## Work to complete
Please copy every line of the records below that holds the word "BPCO".

## Task input
========================================

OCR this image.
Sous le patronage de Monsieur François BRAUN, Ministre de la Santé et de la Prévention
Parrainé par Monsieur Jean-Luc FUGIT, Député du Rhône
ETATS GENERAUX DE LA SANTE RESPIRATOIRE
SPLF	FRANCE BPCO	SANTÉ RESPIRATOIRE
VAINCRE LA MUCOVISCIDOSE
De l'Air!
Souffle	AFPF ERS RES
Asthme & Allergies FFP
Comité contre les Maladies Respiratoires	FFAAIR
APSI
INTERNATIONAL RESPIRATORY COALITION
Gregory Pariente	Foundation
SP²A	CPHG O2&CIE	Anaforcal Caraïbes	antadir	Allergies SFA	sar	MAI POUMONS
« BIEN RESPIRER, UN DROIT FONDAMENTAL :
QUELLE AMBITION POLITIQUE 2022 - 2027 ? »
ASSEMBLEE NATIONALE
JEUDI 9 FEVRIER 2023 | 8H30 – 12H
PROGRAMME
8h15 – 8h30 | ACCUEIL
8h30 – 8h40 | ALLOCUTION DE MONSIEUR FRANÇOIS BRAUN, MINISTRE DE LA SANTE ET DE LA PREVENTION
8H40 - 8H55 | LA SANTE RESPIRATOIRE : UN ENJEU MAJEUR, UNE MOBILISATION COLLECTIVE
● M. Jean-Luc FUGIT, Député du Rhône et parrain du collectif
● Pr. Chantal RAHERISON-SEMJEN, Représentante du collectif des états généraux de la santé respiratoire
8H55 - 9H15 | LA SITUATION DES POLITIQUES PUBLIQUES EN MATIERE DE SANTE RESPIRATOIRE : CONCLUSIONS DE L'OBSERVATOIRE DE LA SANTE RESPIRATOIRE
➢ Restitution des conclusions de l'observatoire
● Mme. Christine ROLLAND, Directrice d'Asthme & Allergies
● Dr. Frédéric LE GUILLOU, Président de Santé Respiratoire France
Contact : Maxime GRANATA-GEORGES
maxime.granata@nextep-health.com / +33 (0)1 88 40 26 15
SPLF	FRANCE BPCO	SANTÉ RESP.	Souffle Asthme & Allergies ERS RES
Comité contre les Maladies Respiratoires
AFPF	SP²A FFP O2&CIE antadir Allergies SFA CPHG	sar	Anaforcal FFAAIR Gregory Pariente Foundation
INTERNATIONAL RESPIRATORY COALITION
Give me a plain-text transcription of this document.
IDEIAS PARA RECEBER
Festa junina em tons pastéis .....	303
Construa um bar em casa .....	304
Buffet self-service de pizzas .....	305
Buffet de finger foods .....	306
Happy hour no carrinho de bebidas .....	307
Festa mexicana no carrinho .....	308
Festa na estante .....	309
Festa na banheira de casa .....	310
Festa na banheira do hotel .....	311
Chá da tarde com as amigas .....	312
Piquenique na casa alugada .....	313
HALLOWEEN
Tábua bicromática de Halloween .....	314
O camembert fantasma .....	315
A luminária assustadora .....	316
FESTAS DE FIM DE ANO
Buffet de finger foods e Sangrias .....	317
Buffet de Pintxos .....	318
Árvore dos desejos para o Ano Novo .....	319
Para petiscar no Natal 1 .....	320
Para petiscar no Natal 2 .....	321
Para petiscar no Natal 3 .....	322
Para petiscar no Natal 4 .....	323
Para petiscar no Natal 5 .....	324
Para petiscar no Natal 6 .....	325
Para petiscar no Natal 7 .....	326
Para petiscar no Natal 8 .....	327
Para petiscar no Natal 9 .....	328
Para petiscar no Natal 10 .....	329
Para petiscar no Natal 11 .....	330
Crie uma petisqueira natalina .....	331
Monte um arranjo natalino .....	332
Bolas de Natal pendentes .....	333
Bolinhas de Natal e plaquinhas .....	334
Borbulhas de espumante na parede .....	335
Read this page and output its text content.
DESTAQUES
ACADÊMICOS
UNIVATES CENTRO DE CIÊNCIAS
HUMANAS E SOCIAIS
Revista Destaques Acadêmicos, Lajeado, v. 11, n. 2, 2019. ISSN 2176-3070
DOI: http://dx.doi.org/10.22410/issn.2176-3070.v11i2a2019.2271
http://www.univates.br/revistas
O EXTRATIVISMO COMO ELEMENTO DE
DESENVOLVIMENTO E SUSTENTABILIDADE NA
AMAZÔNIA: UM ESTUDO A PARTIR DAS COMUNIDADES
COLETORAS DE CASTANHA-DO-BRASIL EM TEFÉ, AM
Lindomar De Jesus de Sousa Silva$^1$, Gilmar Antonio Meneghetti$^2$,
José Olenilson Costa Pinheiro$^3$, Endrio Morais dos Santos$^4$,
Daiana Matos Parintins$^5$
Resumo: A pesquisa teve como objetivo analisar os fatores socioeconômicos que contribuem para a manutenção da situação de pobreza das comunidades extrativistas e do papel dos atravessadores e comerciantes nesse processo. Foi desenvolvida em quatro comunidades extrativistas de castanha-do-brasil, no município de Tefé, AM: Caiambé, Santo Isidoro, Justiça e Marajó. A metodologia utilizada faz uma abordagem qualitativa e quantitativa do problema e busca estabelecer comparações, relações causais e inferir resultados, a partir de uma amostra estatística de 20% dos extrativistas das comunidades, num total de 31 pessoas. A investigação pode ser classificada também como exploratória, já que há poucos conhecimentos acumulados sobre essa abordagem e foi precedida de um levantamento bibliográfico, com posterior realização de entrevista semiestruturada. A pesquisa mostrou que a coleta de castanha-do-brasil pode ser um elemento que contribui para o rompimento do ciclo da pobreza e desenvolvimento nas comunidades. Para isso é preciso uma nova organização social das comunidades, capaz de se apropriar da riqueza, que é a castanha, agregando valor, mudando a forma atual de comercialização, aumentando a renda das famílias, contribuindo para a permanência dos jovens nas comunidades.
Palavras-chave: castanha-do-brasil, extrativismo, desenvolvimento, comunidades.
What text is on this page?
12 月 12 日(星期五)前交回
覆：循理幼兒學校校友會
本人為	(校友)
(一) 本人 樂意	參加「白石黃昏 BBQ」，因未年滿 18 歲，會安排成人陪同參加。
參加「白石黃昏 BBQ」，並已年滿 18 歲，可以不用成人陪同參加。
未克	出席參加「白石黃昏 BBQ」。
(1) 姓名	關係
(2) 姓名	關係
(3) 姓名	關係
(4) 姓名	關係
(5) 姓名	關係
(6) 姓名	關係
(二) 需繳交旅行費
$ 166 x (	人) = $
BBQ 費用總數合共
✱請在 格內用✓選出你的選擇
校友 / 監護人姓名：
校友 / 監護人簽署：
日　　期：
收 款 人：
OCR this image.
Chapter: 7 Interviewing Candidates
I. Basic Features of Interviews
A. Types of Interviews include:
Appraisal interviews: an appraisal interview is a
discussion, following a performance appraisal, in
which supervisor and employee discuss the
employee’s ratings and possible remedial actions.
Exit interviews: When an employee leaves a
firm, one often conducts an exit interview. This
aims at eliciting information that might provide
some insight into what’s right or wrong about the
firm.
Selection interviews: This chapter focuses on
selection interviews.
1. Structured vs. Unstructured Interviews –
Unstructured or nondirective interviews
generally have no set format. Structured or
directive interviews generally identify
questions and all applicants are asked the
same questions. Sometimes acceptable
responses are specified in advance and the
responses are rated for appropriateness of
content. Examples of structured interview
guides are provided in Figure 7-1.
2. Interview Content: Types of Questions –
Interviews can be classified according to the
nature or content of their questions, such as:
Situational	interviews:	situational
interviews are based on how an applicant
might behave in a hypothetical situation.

========================================

## Reply
SPLF	FRANCE BPCO	SANTÉ RESPIRATOIRE
SPLF	FRANCE BPCO	SANTÉ RESP.	Souffle Asthme & Allergies ERS RES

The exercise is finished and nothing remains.